WRITTEN INSTRUCTION:
Leave out the pictures and repeat every record exactly.

(Entries taken from a collection)
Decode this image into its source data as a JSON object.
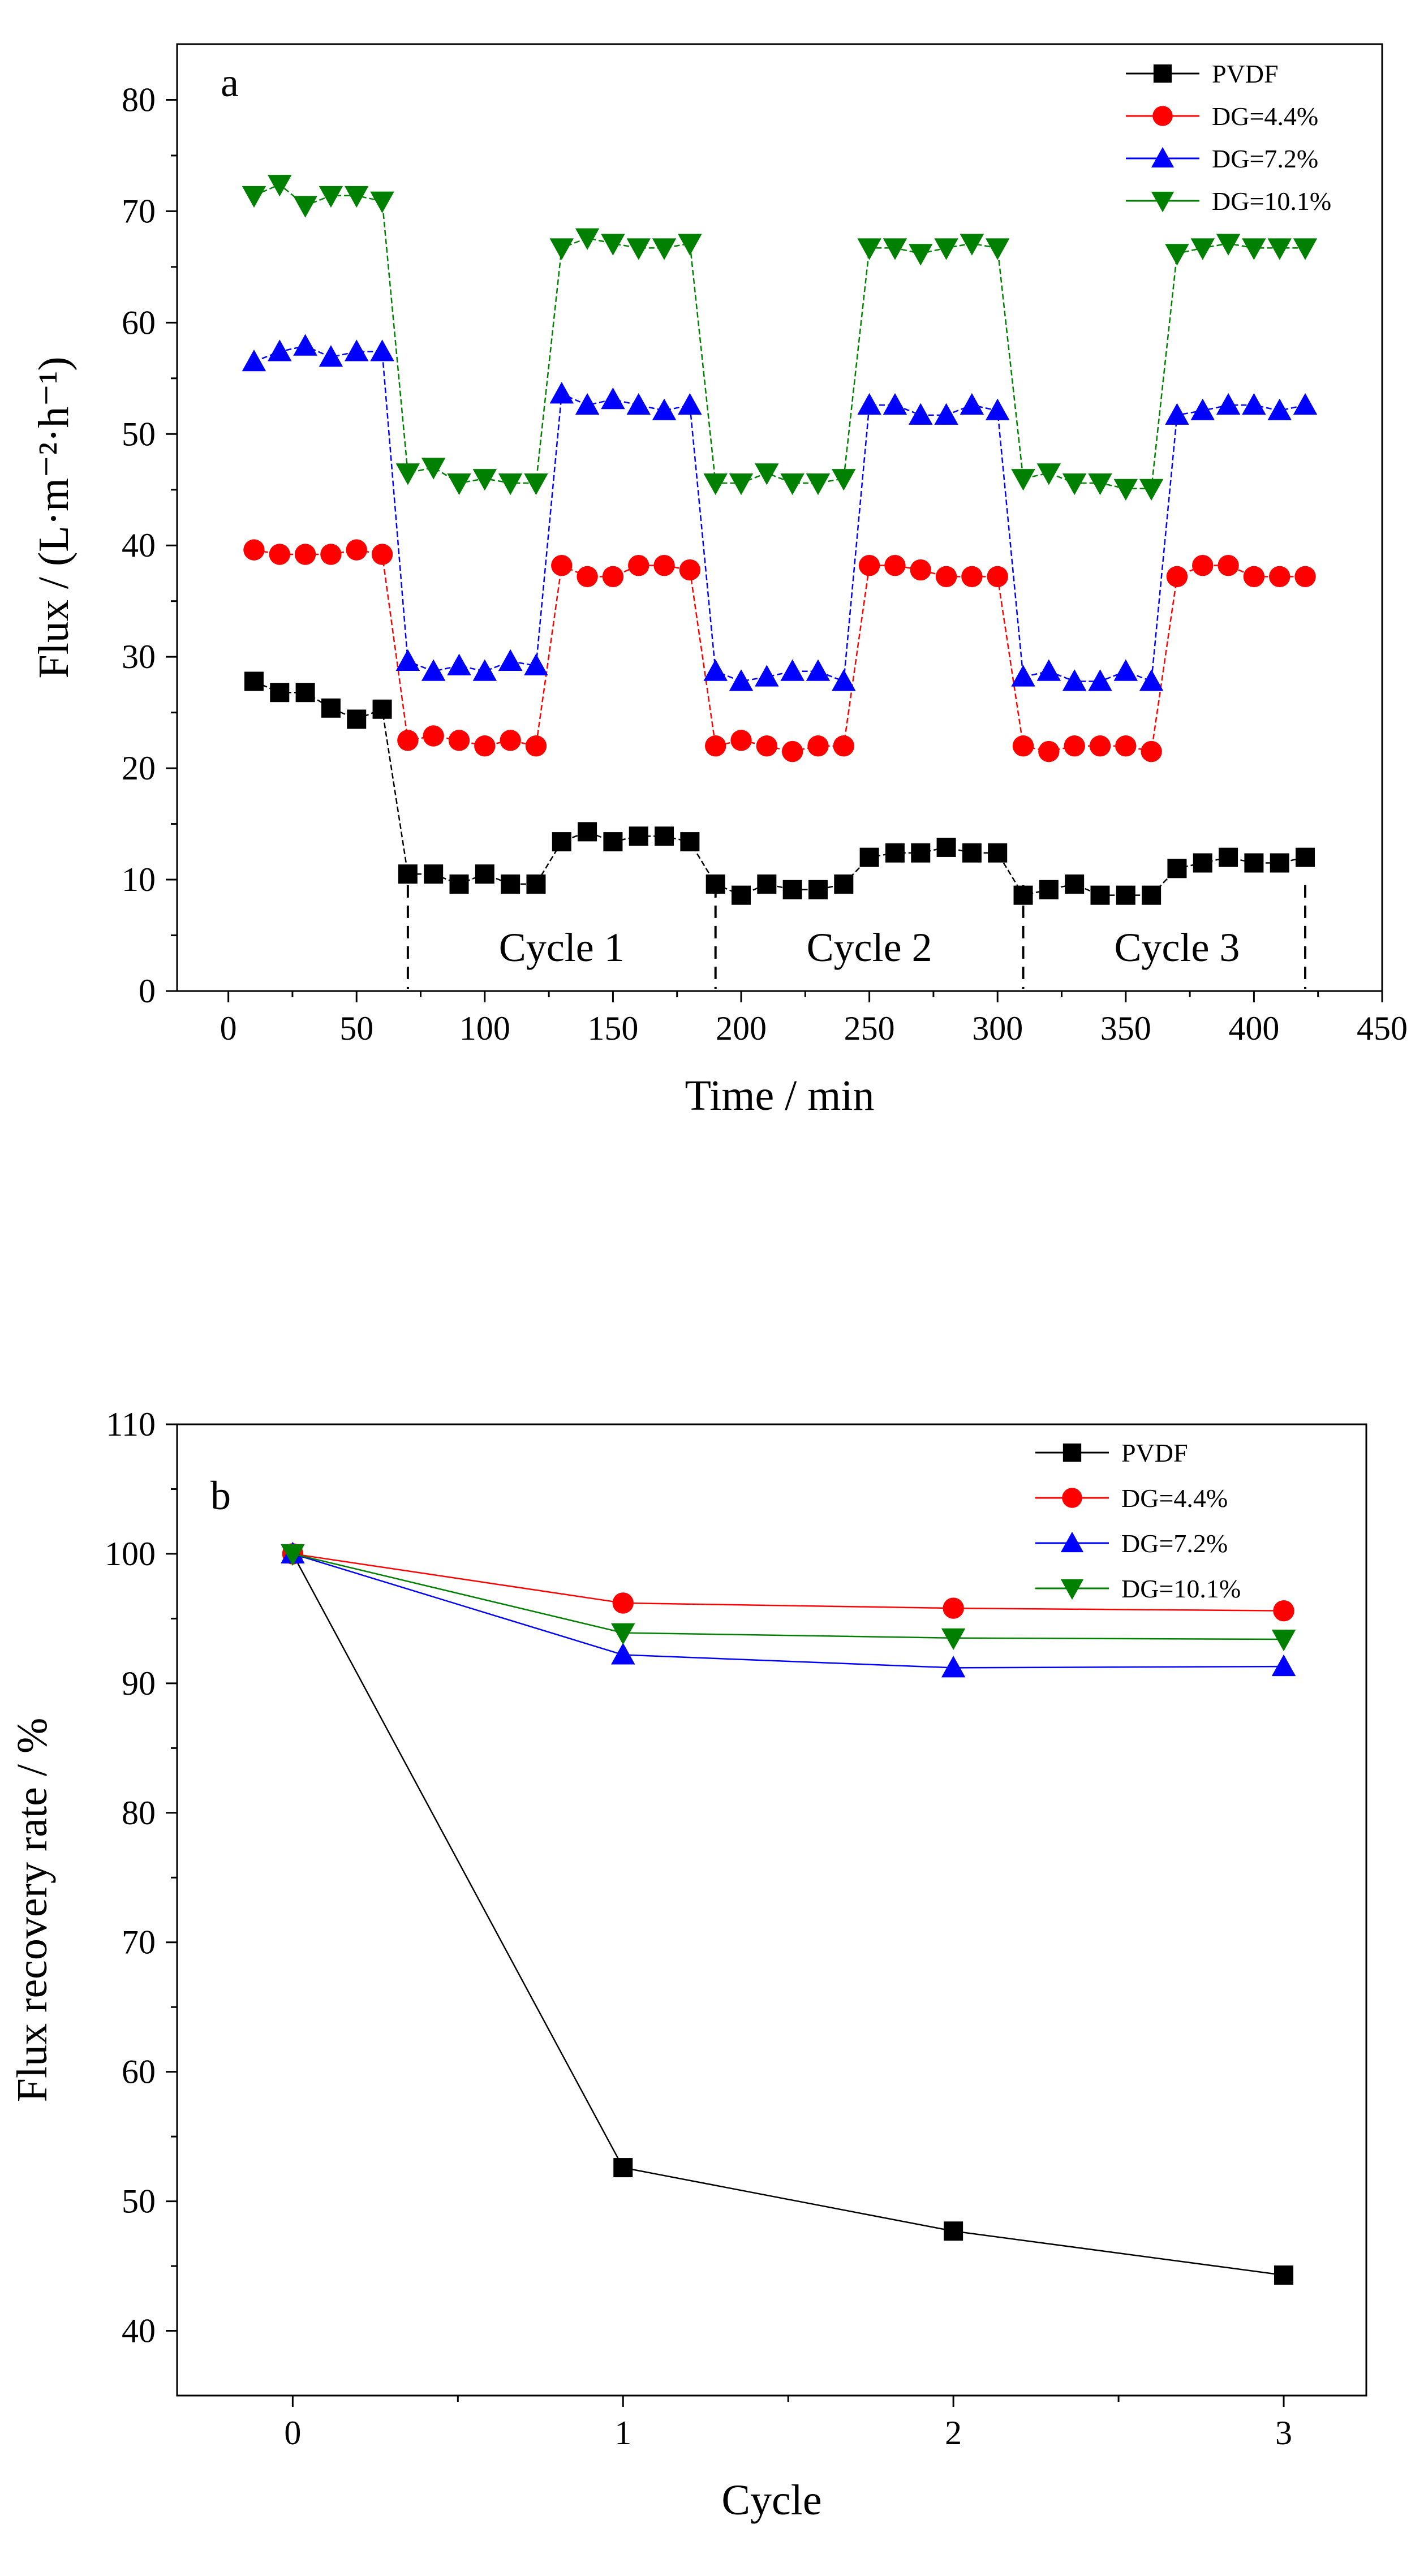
{
  "colors": {
    "PVDF": "#000000",
    "DG=4.4%": "#ff0000",
    "DG=7.2%": "#0000ff",
    "DG=10.1%": "#008000"
  },
  "chart_data": [
    {
      "type": "line",
      "panel_label": "a",
      "title": "",
      "xlabel": "Time / min",
      "ylabel": "Flux / (L·m⁻²·h⁻¹)",
      "xlim": [
        -20,
        450
      ],
      "ylim": [
        0,
        85
      ],
      "xticks": [
        0,
        50,
        100,
        150,
        200,
        250,
        300,
        350,
        400,
        450
      ],
      "yticks": [
        0,
        10,
        20,
        30,
        40,
        50,
        60,
        70,
        80
      ],
      "legend_position": "top-right",
      "annotations": [
        {
          "text": "Cycle 1",
          "x": 130
        },
        {
          "text": "Cycle 2",
          "x": 250
        },
        {
          "text": "Cycle 3",
          "x": 370
        }
      ],
      "cycle_dividers_x": [
        70,
        190,
        310,
        420
      ],
      "x": [
        10,
        20,
        30,
        40,
        50,
        60,
        70,
        80,
        90,
        100,
        110,
        120,
        130,
        140,
        150,
        160,
        170,
        180,
        190,
        200,
        210,
        220,
        230,
        240,
        250,
        260,
        270,
        280,
        290,
        300,
        310,
        320,
        330,
        340,
        350,
        360,
        370,
        380,
        390,
        400,
        410,
        420
      ],
      "series": [
        {
          "name": "PVDF",
          "marker": "square",
          "values": [
            27.8,
            26.8,
            26.8,
            25.4,
            24.4,
            25.3,
            10.5,
            10.5,
            9.6,
            10.5,
            9.6,
            9.6,
            13.4,
            14.3,
            13.4,
            13.9,
            13.9,
            13.4,
            9.6,
            8.6,
            9.6,
            9.1,
            9.1,
            9.6,
            12.0,
            12.4,
            12.4,
            12.9,
            12.4,
            12.4,
            8.6,
            9.1,
            9.6,
            8.6,
            8.6,
            8.6,
            11.0,
            11.5,
            12.0,
            11.5,
            11.5,
            12.0
          ]
        },
        {
          "name": "DG=4.4%",
          "marker": "circle",
          "values": [
            39.6,
            39.2,
            39.2,
            39.2,
            39.6,
            39.2,
            22.5,
            22.9,
            22.5,
            22.0,
            22.5,
            22.0,
            38.2,
            37.2,
            37.2,
            38.2,
            38.2,
            37.8,
            22.0,
            22.5,
            22.0,
            21.5,
            22.0,
            22.0,
            38.2,
            38.2,
            37.8,
            37.2,
            37.2,
            37.2,
            22.0,
            21.5,
            22.0,
            22.0,
            22.0,
            21.5,
            37.2,
            38.2,
            38.2,
            37.2,
            37.2,
            37.2
          ]
        },
        {
          "name": "DG=7.2%",
          "marker": "triangle-up",
          "values": [
            56.5,
            57.4,
            57.9,
            56.9,
            57.4,
            57.4,
            29.6,
            28.7,
            29.2,
            28.7,
            29.6,
            29.2,
            53.6,
            52.6,
            53.1,
            52.6,
            52.1,
            52.6,
            28.7,
            27.8,
            28.2,
            28.7,
            28.7,
            27.8,
            52.6,
            52.6,
            51.7,
            51.7,
            52.6,
            52.1,
            28.2,
            28.7,
            27.8,
            27.8,
            28.7,
            27.8,
            51.7,
            52.1,
            52.6,
            52.6,
            52.1,
            52.6
          ]
        },
        {
          "name": "DG=10.1%",
          "marker": "triangle-down",
          "values": [
            71.4,
            72.4,
            70.5,
            71.4,
            71.4,
            70.9,
            46.5,
            47.0,
            45.6,
            46.0,
            45.6,
            45.6,
            66.7,
            67.6,
            67.1,
            66.7,
            66.7,
            67.1,
            45.6,
            45.6,
            46.5,
            45.6,
            45.6,
            46.0,
            66.7,
            66.7,
            66.2,
            66.7,
            67.1,
            66.7,
            46.0,
            46.5,
            45.6,
            45.6,
            45.1,
            45.1,
            66.2,
            66.7,
            67.1,
            66.7,
            66.7,
            66.7
          ]
        }
      ]
    },
    {
      "type": "line",
      "panel_label": "b",
      "title": "",
      "xlabel": "Cycle",
      "ylabel": "Flux recovery rate / %",
      "xlim": [
        -0.35,
        3.25
      ],
      "ylim": [
        35,
        110
      ],
      "xticks": [
        0,
        1,
        2,
        3
      ],
      "yticks": [
        40,
        50,
        60,
        70,
        80,
        90,
        100,
        110
      ],
      "legend_position": "top-right",
      "x": [
        0,
        1,
        2,
        3
      ],
      "series": [
        {
          "name": "PVDF",
          "marker": "square",
          "values": [
            100,
            52.6,
            47.7,
            44.3
          ]
        },
        {
          "name": "DG=4.4%",
          "marker": "circle",
          "values": [
            100,
            96.2,
            95.8,
            95.6
          ]
        },
        {
          "name": "DG=7.2%",
          "marker": "triangle-up",
          "values": [
            100,
            92.2,
            91.2,
            91.3
          ]
        },
        {
          "name": "DG=10.1%",
          "marker": "triangle-down",
          "values": [
            100,
            93.9,
            93.5,
            93.4
          ]
        }
      ]
    }
  ]
}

REPLY TO THE TASK:
Decode this image into its source data as a JSON object.
{
  "colors": {
    "PVDF": "#000000",
    "DG=4.4%": "#ff0000",
    "DG=7.2%": "#0000ff",
    "DG=10.1%": "#008000"
  },
  "chart_data": [
    {
      "type": "line",
      "panel_label": "a",
      "title": "",
      "xlabel": "Time / min",
      "ylabel": "Flux / (L·m⁻²·h⁻¹)",
      "xlim": [
        -20,
        450
      ],
      "ylim": [
        0,
        85
      ],
      "xticks": [
        0,
        50,
        100,
        150,
        200,
        250,
        300,
        350,
        400,
        450
      ],
      "yticks": [
        0,
        10,
        20,
        30,
        40,
        50,
        60,
        70,
        80
      ],
      "legend_position": "top-right",
      "annotations": [
        {
          "text": "Cycle 1",
          "x": 130
        },
        {
          "text": "Cycle 2",
          "x": 250
        },
        {
          "text": "Cycle 3",
          "x": 370
        }
      ],
      "cycle_dividers_x": [
        70,
        190,
        310,
        420
      ],
      "x": [
        10,
        20,
        30,
        40,
        50,
        60,
        70,
        80,
        90,
        100,
        110,
        120,
        130,
        140,
        150,
        160,
        170,
        180,
        190,
        200,
        210,
        220,
        230,
        240,
        250,
        260,
        270,
        280,
        290,
        300,
        310,
        320,
        330,
        340,
        350,
        360,
        370,
        380,
        390,
        400,
        410,
        420
      ],
      "series": [
        {
          "name": "PVDF",
          "marker": "square",
          "values": [
            27.8,
            26.8,
            26.8,
            25.4,
            24.4,
            25.3,
            10.5,
            10.5,
            9.6,
            10.5,
            9.6,
            9.6,
            13.4,
            14.3,
            13.4,
            13.9,
            13.9,
            13.4,
            9.6,
            8.6,
            9.6,
            9.1,
            9.1,
            9.6,
            12.0,
            12.4,
            12.4,
            12.9,
            12.4,
            12.4,
            8.6,
            9.1,
            9.6,
            8.6,
            8.6,
            8.6,
            11.0,
            11.5,
            12.0,
            11.5,
            11.5,
            12.0
          ]
        },
        {
          "name": "DG=4.4%",
          "marker": "circle",
          "values": [
            39.6,
            39.2,
            39.2,
            39.2,
            39.6,
            39.2,
            22.5,
            22.9,
            22.5,
            22.0,
            22.5,
            22.0,
            38.2,
            37.2,
            37.2,
            38.2,
            38.2,
            37.8,
            22.0,
            22.5,
            22.0,
            21.5,
            22.0,
            22.0,
            38.2,
            38.2,
            37.8,
            37.2,
            37.2,
            37.2,
            22.0,
            21.5,
            22.0,
            22.0,
            22.0,
            21.5,
            37.2,
            38.2,
            38.2,
            37.2,
            37.2,
            37.2
          ]
        },
        {
          "name": "DG=7.2%",
          "marker": "triangle-up",
          "values": [
            56.5,
            57.4,
            57.9,
            56.9,
            57.4,
            57.4,
            29.6,
            28.7,
            29.2,
            28.7,
            29.6,
            29.2,
            53.6,
            52.6,
            53.1,
            52.6,
            52.1,
            52.6,
            28.7,
            27.8,
            28.2,
            28.7,
            28.7,
            27.8,
            52.6,
            52.6,
            51.7,
            51.7,
            52.6,
            52.1,
            28.2,
            28.7,
            27.8,
            27.8,
            28.7,
            27.8,
            51.7,
            52.1,
            52.6,
            52.6,
            52.1,
            52.6
          ]
        },
        {
          "name": "DG=10.1%",
          "marker": "triangle-down",
          "values": [
            71.4,
            72.4,
            70.5,
            71.4,
            71.4,
            70.9,
            46.5,
            47.0,
            45.6,
            46.0,
            45.6,
            45.6,
            66.7,
            67.6,
            67.1,
            66.7,
            66.7,
            67.1,
            45.6,
            45.6,
            46.5,
            45.6,
            45.6,
            46.0,
            66.7,
            66.7,
            66.2,
            66.7,
            67.1,
            66.7,
            46.0,
            46.5,
            45.6,
            45.6,
            45.1,
            45.1,
            66.2,
            66.7,
            67.1,
            66.7,
            66.7,
            66.7
          ]
        }
      ]
    },
    {
      "type": "line",
      "panel_label": "b",
      "title": "",
      "xlabel": "Cycle",
      "ylabel": "Flux recovery rate / %",
      "xlim": [
        -0.35,
        3.25
      ],
      "ylim": [
        35,
        110
      ],
      "xticks": [
        0,
        1,
        2,
        3
      ],
      "yticks": [
        40,
        50,
        60,
        70,
        80,
        90,
        100,
        110
      ],
      "legend_position": "top-right",
      "x": [
        0,
        1,
        2,
        3
      ],
      "series": [
        {
          "name": "PVDF",
          "marker": "square",
          "values": [
            100,
            52.6,
            47.7,
            44.3
          ]
        },
        {
          "name": "DG=4.4%",
          "marker": "circle",
          "values": [
            100,
            96.2,
            95.8,
            95.6
          ]
        },
        {
          "name": "DG=7.2%",
          "marker": "triangle-up",
          "values": [
            100,
            92.2,
            91.2,
            91.3
          ]
        },
        {
          "name": "DG=10.1%",
          "marker": "triangle-down",
          "values": [
            100,
            93.9,
            93.5,
            93.4
          ]
        }
      ]
    }
  ]
}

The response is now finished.